## WHAT IS REQUIRED
Below are some records; give them all again exactly, but not the pictures.

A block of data
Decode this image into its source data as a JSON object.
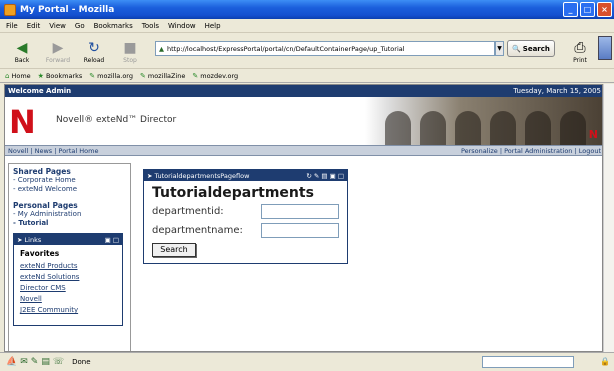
{
  "window": {
    "title": "My Portal - Mozilla"
  },
  "menu": [
    "File",
    "Edit",
    "View",
    "Go",
    "Bookmarks",
    "Tools",
    "Window",
    "Help"
  ],
  "nav": {
    "back": "Back",
    "forward": "Forward",
    "reload": "Reload",
    "stop": "Stop",
    "url": "http://localhost/ExpressPortal/portal/cn/DefaultContainerPage/up_Tutorial",
    "search": "Search",
    "print": "Print"
  },
  "bookmarks": [
    "Home",
    "Bookmarks",
    "mozilla.org",
    "mozillaZine",
    "mozdev.org"
  ],
  "page": {
    "welcome": "Welcome Admin",
    "date": "Tuesday, March 15, 2005",
    "brand": "Novell® exteNd™ Director",
    "top_links_left": "Novell | News | Portal Home",
    "top_links_right": "Personalize | Portal Administration | Logout",
    "shared_title": "Shared Pages",
    "shared": [
      "- Corporate Home",
      "- exteNd Welcome"
    ],
    "personal_title": "Personal Pages",
    "personal": [
      "- My Administration",
      "- Tutorial"
    ],
    "links_portlet": {
      "title": "Links",
      "favorites_title": "Favorites",
      "items": [
        "exteNd Products",
        "exteNd Solutions",
        "Director CMS",
        "Novell",
        "J2EE Community"
      ]
    },
    "tutorial_portlet": {
      "header": "TutorialdepartmentsPageflow",
      "title": "Tutorialdepartments",
      "field1": "departmentid:",
      "field2": "departmentname:",
      "button": "Search"
    }
  },
  "status": {
    "text": "Done"
  }
}
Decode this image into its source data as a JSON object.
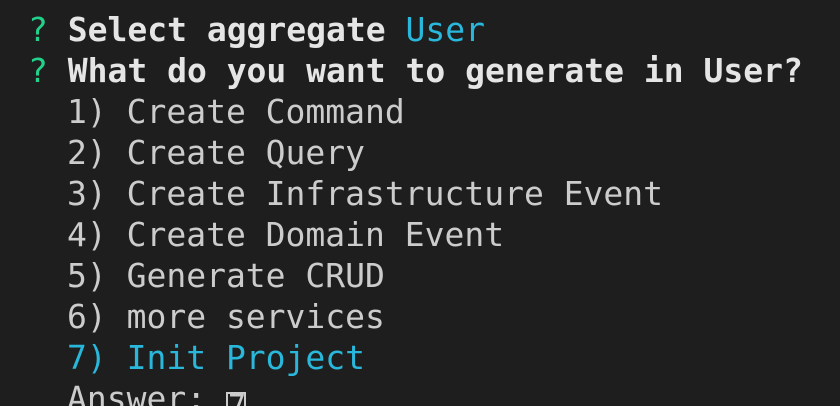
{
  "terminal": {
    "prompts": [
      {
        "marker": "?",
        "question": "Select aggregate",
        "answer": "User"
      },
      {
        "marker": "?",
        "question": "What do you want to generate in User?",
        "answer": ""
      }
    ],
    "options": [
      {
        "label": "1) Create Command",
        "selected": false
      },
      {
        "label": "2) Create Query",
        "selected": false
      },
      {
        "label": "3) Create Infrastructure Event",
        "selected": false
      },
      {
        "label": "4) Create Domain Event",
        "selected": false
      },
      {
        "label": "5) Generate CRUD",
        "selected": false
      },
      {
        "label": "6) more services",
        "selected": false
      },
      {
        "label": "7) Init Project",
        "selected": true
      }
    ],
    "answer_label": "Answer:",
    "answer_value": "7"
  },
  "colors": {
    "background": "#1e1e1e",
    "prompt_marker": "#23d18b",
    "highlight": "#29b8db",
    "text": "#cccccc"
  }
}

## THE COMPLETED TASK
Decode this image into its source data as a JSON object.
{
  "window": {
    "title": "My Portal - Mozilla"
  },
  "menu": [
    "File",
    "Edit",
    "View",
    "Go",
    "Bookmarks",
    "Tools",
    "Window",
    "Help"
  ],
  "nav": {
    "back": "Back",
    "forward": "Forward",
    "reload": "Reload",
    "stop": "Stop",
    "url": "http://localhost/ExpressPortal/portal/cn/DefaultContainerPage/up_Tutorial",
    "search": "Search",
    "print": "Print"
  },
  "bookmarks": [
    "Home",
    "Bookmarks",
    "mozilla.org",
    "mozillaZine",
    "mozdev.org"
  ],
  "page": {
    "welcome": "Welcome Admin",
    "date": "Tuesday, March 15, 2005",
    "brand": "Novell® exteNd™ Director",
    "top_links_left": "Novell | News | Portal Home",
    "top_links_right": "Personalize | Portal Administration | Logout",
    "shared_title": "Shared Pages",
    "shared": [
      "- Corporate Home",
      "- exteNd Welcome"
    ],
    "personal_title": "Personal Pages",
    "personal": [
      "- My Administration",
      "- Tutorial"
    ],
    "links_portlet": {
      "title": "Links",
      "favorites_title": "Favorites",
      "items": [
        "exteNd Products",
        "exteNd Solutions",
        "Director CMS",
        "Novell",
        "J2EE Community"
      ]
    },
    "tutorial_portlet": {
      "header": "TutorialdepartmentsPageflow",
      "title": "Tutorialdepartments",
      "field1": "departmentid:",
      "field2": "departmentname:",
      "button": "Search"
    }
  },
  "status": {
    "text": "Done"
  }
}
Decode this image into its source data as a JSON object.
{
  "terminal": {
    "prompts": [
      {
        "marker": "?",
        "question": "Select aggregate",
        "answer": "User"
      },
      {
        "marker": "?",
        "question": "What do you want to generate in User?",
        "answer": ""
      }
    ],
    "options": [
      {
        "label": "1) Create Command",
        "selected": false
      },
      {
        "label": "2) Create Query",
        "selected": false
      },
      {
        "label": "3) Create Infrastructure Event",
        "selected": false
      },
      {
        "label": "4) Create Domain Event",
        "selected": false
      },
      {
        "label": "5) Generate CRUD",
        "selected": false
      },
      {
        "label": "6) more services",
        "selected": false
      },
      {
        "label": "7) Init Project",
        "selected": true
      }
    ],
    "answer_label": "Answer:",
    "answer_value": "7"
  },
  "colors": {
    "background": "#1e1e1e",
    "prompt_marker": "#23d18b",
    "highlight": "#29b8db",
    "text": "#cccccc"
  }
}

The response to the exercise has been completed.